* Extracted records
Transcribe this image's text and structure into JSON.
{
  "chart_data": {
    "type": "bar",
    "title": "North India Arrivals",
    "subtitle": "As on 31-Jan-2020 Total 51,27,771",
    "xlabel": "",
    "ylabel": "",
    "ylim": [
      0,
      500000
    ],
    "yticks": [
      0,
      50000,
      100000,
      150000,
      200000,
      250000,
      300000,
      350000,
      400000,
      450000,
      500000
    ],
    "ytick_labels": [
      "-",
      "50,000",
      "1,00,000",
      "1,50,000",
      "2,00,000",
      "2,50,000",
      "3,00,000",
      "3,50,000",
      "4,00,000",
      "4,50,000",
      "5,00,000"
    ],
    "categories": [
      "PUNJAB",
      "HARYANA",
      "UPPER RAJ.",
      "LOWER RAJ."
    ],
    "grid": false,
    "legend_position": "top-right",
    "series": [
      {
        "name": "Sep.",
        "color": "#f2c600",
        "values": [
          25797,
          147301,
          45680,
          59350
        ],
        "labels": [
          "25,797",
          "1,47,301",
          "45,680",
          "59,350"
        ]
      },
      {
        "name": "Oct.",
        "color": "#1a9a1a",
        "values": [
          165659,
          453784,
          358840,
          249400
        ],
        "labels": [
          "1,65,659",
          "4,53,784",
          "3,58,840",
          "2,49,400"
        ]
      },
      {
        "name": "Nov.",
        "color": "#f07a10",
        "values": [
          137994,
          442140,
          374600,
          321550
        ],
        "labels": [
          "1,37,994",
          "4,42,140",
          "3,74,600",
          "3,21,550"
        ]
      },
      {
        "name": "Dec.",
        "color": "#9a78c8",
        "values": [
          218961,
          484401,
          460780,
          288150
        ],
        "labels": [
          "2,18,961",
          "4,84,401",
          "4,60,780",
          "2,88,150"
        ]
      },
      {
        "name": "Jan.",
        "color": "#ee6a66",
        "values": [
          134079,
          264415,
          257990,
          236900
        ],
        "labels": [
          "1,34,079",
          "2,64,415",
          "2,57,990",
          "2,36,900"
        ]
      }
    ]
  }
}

* Task prompt
Check each line of the records above for "color", and copy those that have it.

* Result for this task
        "color": "#f2c600",
        "color": "#1a9a1a",
        "color": "#f07a10",
        "color": "#9a78c8",
        "color": "#ee6a66",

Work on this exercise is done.